**TASK OBJECTIVE**
Return the listing below in full, with every line exactly as it is.

**PROVIDED DATA**
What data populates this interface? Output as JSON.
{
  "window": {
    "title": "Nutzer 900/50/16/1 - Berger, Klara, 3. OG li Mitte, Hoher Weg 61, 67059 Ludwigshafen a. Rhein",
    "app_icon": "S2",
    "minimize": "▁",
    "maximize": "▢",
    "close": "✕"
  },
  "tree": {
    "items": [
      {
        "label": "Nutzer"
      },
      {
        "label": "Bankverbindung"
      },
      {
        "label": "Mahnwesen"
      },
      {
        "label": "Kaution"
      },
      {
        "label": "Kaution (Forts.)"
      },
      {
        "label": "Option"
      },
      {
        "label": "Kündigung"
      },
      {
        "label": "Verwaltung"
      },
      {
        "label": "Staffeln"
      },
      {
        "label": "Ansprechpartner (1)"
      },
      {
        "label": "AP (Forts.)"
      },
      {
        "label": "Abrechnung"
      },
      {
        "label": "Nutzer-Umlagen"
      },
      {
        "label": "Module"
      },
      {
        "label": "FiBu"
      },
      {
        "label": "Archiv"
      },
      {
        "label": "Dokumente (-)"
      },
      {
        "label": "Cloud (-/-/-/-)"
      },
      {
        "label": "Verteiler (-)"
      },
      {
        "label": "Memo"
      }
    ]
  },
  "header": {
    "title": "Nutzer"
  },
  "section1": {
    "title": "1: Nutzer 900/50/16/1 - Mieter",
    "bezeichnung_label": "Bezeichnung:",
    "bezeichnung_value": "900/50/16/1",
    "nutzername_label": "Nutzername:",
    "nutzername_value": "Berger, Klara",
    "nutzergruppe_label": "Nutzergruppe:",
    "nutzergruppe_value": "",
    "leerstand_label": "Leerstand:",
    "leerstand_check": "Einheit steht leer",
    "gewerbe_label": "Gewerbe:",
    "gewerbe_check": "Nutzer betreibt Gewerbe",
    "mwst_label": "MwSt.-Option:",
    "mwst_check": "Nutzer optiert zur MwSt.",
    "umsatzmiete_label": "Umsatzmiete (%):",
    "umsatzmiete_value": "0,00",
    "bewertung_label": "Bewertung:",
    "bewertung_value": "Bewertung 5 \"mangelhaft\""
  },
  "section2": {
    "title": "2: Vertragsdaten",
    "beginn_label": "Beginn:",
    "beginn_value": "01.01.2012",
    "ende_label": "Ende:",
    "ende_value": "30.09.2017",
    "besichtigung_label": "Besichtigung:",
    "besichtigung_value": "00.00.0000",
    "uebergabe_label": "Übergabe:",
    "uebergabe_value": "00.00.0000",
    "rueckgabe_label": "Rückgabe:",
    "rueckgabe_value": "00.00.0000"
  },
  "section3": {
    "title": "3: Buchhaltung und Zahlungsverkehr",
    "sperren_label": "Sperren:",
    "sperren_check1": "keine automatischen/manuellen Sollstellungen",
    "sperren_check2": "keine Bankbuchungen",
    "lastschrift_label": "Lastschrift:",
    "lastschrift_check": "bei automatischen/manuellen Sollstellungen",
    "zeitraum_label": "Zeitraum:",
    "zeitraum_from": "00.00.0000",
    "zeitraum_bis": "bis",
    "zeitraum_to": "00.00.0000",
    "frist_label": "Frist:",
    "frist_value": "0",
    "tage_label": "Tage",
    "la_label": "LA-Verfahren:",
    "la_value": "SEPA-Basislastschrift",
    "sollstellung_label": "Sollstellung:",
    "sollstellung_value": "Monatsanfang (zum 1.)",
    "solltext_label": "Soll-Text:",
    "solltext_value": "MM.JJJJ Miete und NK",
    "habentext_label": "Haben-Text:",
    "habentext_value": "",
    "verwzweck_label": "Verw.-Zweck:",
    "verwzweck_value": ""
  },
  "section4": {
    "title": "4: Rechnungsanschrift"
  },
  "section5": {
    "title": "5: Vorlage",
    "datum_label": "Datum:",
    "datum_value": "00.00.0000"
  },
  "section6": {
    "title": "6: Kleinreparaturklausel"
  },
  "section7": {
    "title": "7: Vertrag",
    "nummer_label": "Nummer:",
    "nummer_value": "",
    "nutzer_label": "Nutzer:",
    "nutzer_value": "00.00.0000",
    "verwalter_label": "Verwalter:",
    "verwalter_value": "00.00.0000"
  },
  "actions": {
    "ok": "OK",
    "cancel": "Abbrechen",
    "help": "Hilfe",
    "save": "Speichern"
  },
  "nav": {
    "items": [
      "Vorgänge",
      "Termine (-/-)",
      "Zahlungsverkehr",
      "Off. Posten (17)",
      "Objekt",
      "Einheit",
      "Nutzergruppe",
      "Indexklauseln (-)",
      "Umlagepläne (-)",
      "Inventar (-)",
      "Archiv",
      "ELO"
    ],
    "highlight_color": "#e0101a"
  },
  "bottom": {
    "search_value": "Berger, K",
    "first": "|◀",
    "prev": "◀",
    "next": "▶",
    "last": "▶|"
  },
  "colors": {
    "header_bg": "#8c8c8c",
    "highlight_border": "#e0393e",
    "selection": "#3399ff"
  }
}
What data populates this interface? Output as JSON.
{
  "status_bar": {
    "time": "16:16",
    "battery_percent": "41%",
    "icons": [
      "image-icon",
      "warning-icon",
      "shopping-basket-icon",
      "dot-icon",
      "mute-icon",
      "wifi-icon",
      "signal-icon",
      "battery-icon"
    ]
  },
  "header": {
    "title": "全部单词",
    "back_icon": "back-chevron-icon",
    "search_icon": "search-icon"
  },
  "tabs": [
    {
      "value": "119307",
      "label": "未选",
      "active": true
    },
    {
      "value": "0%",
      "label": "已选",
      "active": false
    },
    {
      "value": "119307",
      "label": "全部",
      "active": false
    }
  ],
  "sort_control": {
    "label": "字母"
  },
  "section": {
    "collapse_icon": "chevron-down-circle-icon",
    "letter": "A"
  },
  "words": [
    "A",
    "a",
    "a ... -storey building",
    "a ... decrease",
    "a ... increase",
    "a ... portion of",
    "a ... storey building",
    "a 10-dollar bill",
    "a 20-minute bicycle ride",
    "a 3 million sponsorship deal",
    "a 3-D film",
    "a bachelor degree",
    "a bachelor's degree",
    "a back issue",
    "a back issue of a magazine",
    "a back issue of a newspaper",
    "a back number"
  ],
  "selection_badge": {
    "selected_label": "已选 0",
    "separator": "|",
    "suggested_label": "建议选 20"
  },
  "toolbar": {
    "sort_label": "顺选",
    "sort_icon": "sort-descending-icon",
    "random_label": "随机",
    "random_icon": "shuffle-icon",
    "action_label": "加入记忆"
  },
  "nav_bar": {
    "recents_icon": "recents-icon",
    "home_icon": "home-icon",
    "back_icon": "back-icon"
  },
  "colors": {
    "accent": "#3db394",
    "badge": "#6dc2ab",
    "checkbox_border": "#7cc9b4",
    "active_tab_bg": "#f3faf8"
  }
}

**RESPONSE FOR THIS EXERCISE**
What data populates this interface? Output as JSON.
{
  "window": {
    "title": "Nutzer 900/50/16/1 - Berger, Klara, 3. OG li Mitte, Hoher Weg 61, 67059 Ludwigshafen a. Rhein",
    "app_icon": "S2",
    "minimize": "▁",
    "maximize": "▢",
    "close": "✕"
  },
  "tree": {
    "items": [
      {
        "label": "Nutzer"
      },
      {
        "label": "Bankverbindung"
      },
      {
        "label": "Mahnwesen"
      },
      {
        "label": "Kaution"
      },
      {
        "label": "Kaution (Forts.)"
      },
      {
        "label": "Option"
      },
      {
        "label": "Kündigung"
      },
      {
        "label": "Verwaltung"
      },
      {
        "label": "Staffeln"
      },
      {
        "label": "Ansprechpartner (1)"
      },
      {
        "label": "AP (Forts.)"
      },
      {
        "label": "Abrechnung"
      },
      {
        "label": "Nutzer-Umlagen"
      },
      {
        "label": "Module"
      },
      {
        "label": "FiBu"
      },
      {
        "label": "Archiv"
      },
      {
        "label": "Dokumente (-)"
      },
      {
        "label": "Cloud (-/-/-/-)"
      },
      {
        "label": "Verteiler (-)"
      },
      {
        "label": "Memo"
      }
    ]
  },
  "header": {
    "title": "Nutzer"
  },
  "section1": {
    "title": "1: Nutzer 900/50/16/1 - Mieter",
    "bezeichnung_label": "Bezeichnung:",
    "bezeichnung_value": "900/50/16/1",
    "nutzername_label": "Nutzername:",
    "nutzername_value": "Berger, Klara",
    "nutzergruppe_label": "Nutzergruppe:",
    "nutzergruppe_value": "",
    "leerstand_label": "Leerstand:",
    "leerstand_check": "Einheit steht leer",
    "gewerbe_label": "Gewerbe:",
    "gewerbe_check": "Nutzer betreibt Gewerbe",
    "mwst_label": "MwSt.-Option:",
    "mwst_check": "Nutzer optiert zur MwSt.",
    "umsatzmiete_label": "Umsatzmiete (%):",
    "umsatzmiete_value": "0,00",
    "bewertung_label": "Bewertung:",
    "bewertung_value": "Bewertung 5 \"mangelhaft\""
  },
  "section2": {
    "title": "2: Vertragsdaten",
    "beginn_label": "Beginn:",
    "beginn_value": "01.01.2012",
    "ende_label": "Ende:",
    "ende_value": "30.09.2017",
    "besichtigung_label": "Besichtigung:",
    "besichtigung_value": "00.00.0000",
    "uebergabe_label": "Übergabe:",
    "uebergabe_value": "00.00.0000",
    "rueckgabe_label": "Rückgabe:",
    "rueckgabe_value": "00.00.0000"
  },
  "section3": {
    "title": "3: Buchhaltung und Zahlungsverkehr",
    "sperren_label": "Sperren:",
    "sperren_check1": "keine automatischen/manuellen Sollstellungen",
    "sperren_check2": "keine Bankbuchungen",
    "lastschrift_label": "Lastschrift:",
    "lastschrift_check": "bei automatischen/manuellen Sollstellungen",
    "zeitraum_label": "Zeitraum:",
    "zeitraum_from": "00.00.0000",
    "zeitraum_bis": "bis",
    "zeitraum_to": "00.00.0000",
    "frist_label": "Frist:",
    "frist_value": "0",
    "tage_label": "Tage",
    "la_label": "LA-Verfahren:",
    "la_value": "SEPA-Basislastschrift",
    "sollstellung_label": "Sollstellung:",
    "sollstellung_value": "Monatsanfang (zum 1.)",
    "solltext_label": "Soll-Text:",
    "solltext_value": "MM.JJJJ Miete und NK",
    "habentext_label": "Haben-Text:",
    "habentext_value": "",
    "verwzweck_label": "Verw.-Zweck:",
    "verwzweck_value": ""
  },
  "section4": {
    "title": "4: Rechnungsanschrift"
  },
  "section5": {
    "title": "5: Vorlage",
    "datum_label": "Datum:",
    "datum_value": "00.00.0000"
  },
  "section6": {
    "title": "6: Kleinreparaturklausel"
  },
  "section7": {
    "title": "7: Vertrag",
    "nummer_label": "Nummer:",
    "nummer_value": "",
    "nutzer_label": "Nutzer:",
    "nutzer_value": "00.00.0000",
    "verwalter_label": "Verwalter:",
    "verwalter_value": "00.00.0000"
  },
  "actions": {
    "ok": "OK",
    "cancel": "Abbrechen",
    "help": "Hilfe",
    "save": "Speichern"
  },
  "nav": {
    "items": [
      "Vorgänge",
      "Termine (-/-)",
      "Zahlungsverkehr",
      "Off. Posten (17)",
      "Objekt",
      "Einheit",
      "Nutzergruppe",
      "Indexklauseln (-)",
      "Umlagepläne (-)",
      "Inventar (-)",
      "Archiv",
      "ELO"
    ],
    "highlight_color": "#e0101a"
  },
  "bottom": {
    "search_value": "Berger, K",
    "first": "|◀",
    "prev": "◀",
    "next": "▶",
    "last": "▶|"
  },
  "colors": {
    "header_bg": "#8c8c8c",
    "highlight_border": "#e0393e",
    "selection": "#3399ff"
  }
}
What data populates this interface? Output as JSON.
{
  "status_bar": {
    "time": "16:16",
    "battery_percent": "41%",
    "icons": [
      "image-icon",
      "warning-icon",
      "shopping-basket-icon",
      "dot-icon",
      "mute-icon",
      "wifi-icon",
      "signal-icon",
      "battery-icon"
    ]
  },
  "header": {
    "title": "全部单词",
    "back_icon": "back-chevron-icon",
    "search_icon": "search-icon"
  },
  "tabs": [
    {
      "value": "119307",
      "label": "未选",
      "active": true
    },
    {
      "value": "0%",
      "label": "已选",
      "active": false
    },
    {
      "value": "119307",
      "label": "全部",
      "active": false
    }
  ],
  "sort_control": {
    "label": "字母"
  },
  "section": {
    "collapse_icon": "chevron-down-circle-icon",
    "letter": "A"
  },
  "words": [
    "A",
    "a",
    "a ... -storey building",
    "a ... decrease",
    "a ... increase",
    "a ... portion of",
    "a ... storey building",
    "a 10-dollar bill",
    "a 20-minute bicycle ride",
    "a 3 million sponsorship deal",
    "a 3-D film",
    "a bachelor degree",
    "a bachelor's degree",
    "a back issue",
    "a back issue of a magazine",
    "a back issue of a newspaper",
    "a back number"
  ],
  "selection_badge": {
    "selected_label": "已选 0",
    "separator": "|",
    "suggested_label": "建议选 20"
  },
  "toolbar": {
    "sort_label": "顺选",
    "sort_icon": "sort-descending-icon",
    "random_label": "随机",
    "random_icon": "shuffle-icon",
    "action_label": "加入记忆"
  },
  "nav_bar": {
    "recents_icon": "recents-icon",
    "home_icon": "home-icon",
    "back_icon": "back-icon"
  },
  "colors": {
    "accent": "#3db394",
    "badge": "#6dc2ab",
    "checkbox_border": "#7cc9b4",
    "active_tab_bg": "#f3faf8"
  }
}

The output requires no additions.